Provided entries

--- START ---

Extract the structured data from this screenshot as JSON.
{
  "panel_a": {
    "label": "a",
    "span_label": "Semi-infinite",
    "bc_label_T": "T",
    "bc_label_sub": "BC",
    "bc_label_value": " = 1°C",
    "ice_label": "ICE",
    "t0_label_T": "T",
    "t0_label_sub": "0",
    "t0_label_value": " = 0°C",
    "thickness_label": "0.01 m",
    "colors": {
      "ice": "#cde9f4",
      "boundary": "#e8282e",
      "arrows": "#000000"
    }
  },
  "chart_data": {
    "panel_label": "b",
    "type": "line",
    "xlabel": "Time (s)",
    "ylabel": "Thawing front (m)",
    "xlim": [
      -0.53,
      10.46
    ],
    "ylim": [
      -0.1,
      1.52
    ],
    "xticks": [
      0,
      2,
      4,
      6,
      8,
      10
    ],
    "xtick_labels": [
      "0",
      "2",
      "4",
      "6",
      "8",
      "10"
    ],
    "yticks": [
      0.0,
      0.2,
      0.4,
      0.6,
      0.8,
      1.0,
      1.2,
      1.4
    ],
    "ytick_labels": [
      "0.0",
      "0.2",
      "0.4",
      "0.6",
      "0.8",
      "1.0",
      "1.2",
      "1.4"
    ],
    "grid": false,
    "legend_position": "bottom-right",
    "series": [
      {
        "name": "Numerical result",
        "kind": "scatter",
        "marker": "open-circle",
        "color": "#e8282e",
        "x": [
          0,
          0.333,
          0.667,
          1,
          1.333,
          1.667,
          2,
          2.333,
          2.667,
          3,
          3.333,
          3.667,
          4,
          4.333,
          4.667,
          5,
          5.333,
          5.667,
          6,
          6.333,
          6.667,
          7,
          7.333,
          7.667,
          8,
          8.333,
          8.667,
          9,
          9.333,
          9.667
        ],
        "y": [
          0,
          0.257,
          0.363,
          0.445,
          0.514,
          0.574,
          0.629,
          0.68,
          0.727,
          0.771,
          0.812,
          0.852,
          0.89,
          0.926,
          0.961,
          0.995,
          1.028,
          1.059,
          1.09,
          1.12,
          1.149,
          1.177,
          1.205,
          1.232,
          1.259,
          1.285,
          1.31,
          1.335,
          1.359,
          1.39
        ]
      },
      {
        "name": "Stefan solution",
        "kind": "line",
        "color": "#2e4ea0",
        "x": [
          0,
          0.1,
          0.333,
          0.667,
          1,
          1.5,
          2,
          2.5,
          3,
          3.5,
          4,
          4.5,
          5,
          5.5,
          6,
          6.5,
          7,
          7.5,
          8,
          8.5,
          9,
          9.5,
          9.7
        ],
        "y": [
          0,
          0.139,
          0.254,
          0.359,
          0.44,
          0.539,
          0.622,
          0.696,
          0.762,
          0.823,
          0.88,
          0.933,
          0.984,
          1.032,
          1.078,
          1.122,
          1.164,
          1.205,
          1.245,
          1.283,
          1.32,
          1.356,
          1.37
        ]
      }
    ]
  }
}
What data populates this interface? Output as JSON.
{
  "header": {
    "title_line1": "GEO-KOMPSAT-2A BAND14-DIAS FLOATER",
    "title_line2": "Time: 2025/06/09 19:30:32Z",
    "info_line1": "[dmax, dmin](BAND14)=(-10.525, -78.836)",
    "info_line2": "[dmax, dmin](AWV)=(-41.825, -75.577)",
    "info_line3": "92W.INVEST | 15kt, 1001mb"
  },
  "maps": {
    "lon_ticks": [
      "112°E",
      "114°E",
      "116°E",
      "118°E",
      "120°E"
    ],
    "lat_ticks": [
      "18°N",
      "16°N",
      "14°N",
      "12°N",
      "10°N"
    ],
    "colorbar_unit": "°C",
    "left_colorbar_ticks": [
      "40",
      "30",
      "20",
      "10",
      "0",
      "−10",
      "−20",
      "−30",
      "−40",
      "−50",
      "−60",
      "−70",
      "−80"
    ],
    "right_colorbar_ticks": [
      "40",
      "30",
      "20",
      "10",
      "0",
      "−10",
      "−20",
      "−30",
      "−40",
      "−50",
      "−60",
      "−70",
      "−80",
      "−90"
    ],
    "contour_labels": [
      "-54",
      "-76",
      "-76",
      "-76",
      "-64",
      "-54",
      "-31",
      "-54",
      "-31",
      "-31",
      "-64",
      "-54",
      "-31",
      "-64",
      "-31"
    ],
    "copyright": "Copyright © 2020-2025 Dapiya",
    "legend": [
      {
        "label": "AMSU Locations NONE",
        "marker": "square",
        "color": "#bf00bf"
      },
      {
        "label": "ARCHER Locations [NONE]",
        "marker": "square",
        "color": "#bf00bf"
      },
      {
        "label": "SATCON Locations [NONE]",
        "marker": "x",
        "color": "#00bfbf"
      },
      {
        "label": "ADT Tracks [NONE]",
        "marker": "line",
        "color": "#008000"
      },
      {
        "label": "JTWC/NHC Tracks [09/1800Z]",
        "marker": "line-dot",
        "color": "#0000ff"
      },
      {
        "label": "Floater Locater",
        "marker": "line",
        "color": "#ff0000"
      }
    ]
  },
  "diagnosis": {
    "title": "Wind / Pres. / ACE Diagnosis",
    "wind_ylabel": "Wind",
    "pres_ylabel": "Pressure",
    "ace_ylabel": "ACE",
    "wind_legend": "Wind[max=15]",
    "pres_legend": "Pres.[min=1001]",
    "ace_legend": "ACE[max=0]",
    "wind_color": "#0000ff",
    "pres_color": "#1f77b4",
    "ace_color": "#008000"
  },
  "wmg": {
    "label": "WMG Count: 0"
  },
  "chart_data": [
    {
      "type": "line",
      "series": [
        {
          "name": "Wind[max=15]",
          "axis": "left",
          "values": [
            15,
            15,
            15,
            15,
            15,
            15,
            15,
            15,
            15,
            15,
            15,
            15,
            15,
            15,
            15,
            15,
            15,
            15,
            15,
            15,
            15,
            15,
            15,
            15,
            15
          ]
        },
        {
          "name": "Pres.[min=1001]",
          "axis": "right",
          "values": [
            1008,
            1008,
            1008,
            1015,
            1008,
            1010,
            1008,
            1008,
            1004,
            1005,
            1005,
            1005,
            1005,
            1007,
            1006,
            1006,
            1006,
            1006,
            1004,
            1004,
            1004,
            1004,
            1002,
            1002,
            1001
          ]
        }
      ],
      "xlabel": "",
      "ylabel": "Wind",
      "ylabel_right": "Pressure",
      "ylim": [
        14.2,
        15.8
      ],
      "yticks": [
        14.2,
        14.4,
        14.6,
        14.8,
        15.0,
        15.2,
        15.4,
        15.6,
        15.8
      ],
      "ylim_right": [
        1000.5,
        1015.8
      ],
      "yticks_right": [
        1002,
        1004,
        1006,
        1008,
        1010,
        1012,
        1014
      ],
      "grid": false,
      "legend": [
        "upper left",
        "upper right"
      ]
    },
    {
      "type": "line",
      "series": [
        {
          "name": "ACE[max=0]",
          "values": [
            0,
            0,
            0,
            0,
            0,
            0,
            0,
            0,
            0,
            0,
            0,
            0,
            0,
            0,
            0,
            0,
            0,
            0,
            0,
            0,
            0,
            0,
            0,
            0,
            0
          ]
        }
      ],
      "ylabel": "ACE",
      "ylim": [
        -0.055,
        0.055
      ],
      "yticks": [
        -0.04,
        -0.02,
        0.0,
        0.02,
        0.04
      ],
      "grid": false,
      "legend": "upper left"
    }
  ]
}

--- END ---

Select and copy every line of the listing with the word "JSON".

Extract the structured data from this screenshot as JSON.
What data populates this interface? Output as JSON.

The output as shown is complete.